(Rows from a dataset)

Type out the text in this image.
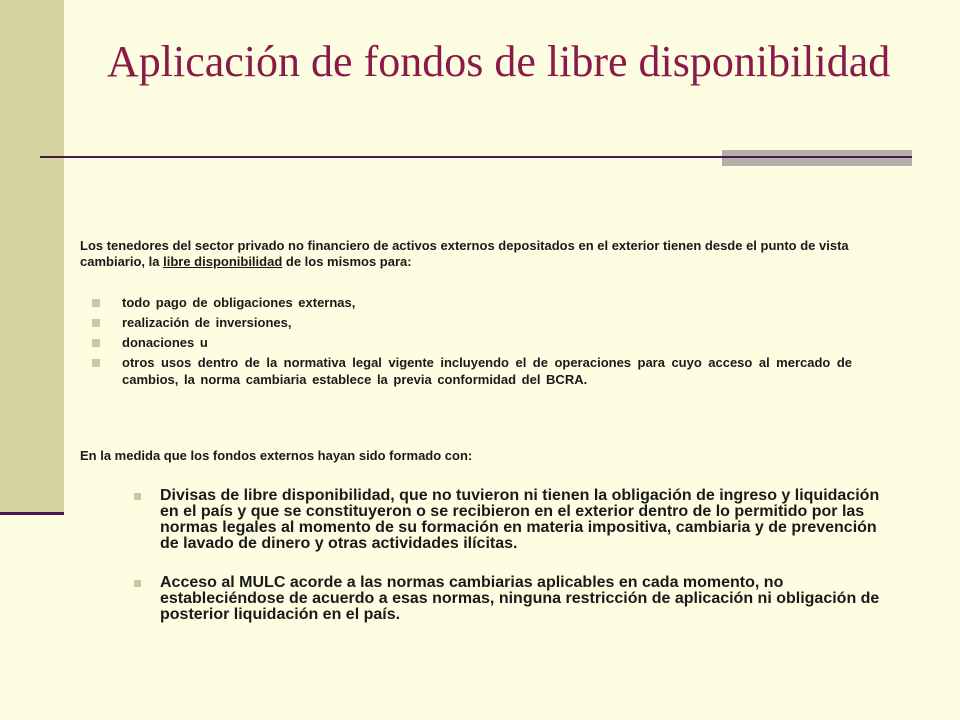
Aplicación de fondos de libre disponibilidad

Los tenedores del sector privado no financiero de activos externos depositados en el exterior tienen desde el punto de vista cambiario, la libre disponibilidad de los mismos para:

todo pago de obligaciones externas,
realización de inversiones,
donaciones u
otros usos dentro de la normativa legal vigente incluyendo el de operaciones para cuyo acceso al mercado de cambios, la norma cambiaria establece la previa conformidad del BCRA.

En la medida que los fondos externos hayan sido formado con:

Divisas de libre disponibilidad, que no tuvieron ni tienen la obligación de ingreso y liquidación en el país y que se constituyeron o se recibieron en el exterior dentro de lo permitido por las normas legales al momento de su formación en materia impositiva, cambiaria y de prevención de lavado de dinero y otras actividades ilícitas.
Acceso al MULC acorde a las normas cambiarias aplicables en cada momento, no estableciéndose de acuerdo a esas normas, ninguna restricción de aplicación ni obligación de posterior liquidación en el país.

▶ _Work to be completed_
Each entry above is to be written out again unchanged, apart from the pictures, which are left out.

▶ _Task answer_
Type out the text in this image.
Aplicación de fondos de libre disponibilidad

Los tenedores del sector privado no financiero de activos externos depositados en el exterior tienen desde el punto de vista cambiario, la libre disponibilidad de los mismos para:

todo pago de obligaciones externas,
realización de inversiones,
donaciones u
otros usos dentro de la normativa legal vigente incluyendo el de operaciones para cuyo acceso al mercado de cambios, la norma cambiaria establece la previa conformidad del BCRA.

En la medida que los fondos externos hayan sido formado con:

Divisas de libre disponibilidad, que no tuvieron ni tienen la obligación de ingreso y liquidación en el país y que se constituyeron o se recibieron en el exterior dentro de lo permitido por las normas legales al momento de su formación en materia impositiva, cambiaria y de prevención de lavado de dinero y otras actividades ilícitas.
Acceso al MULC acorde a las normas cambiarias aplicables en cada momento, no estableciéndose de acuerdo a esas normas, ninguna restricción de aplicación ni obligación de posterior liquidación en el país.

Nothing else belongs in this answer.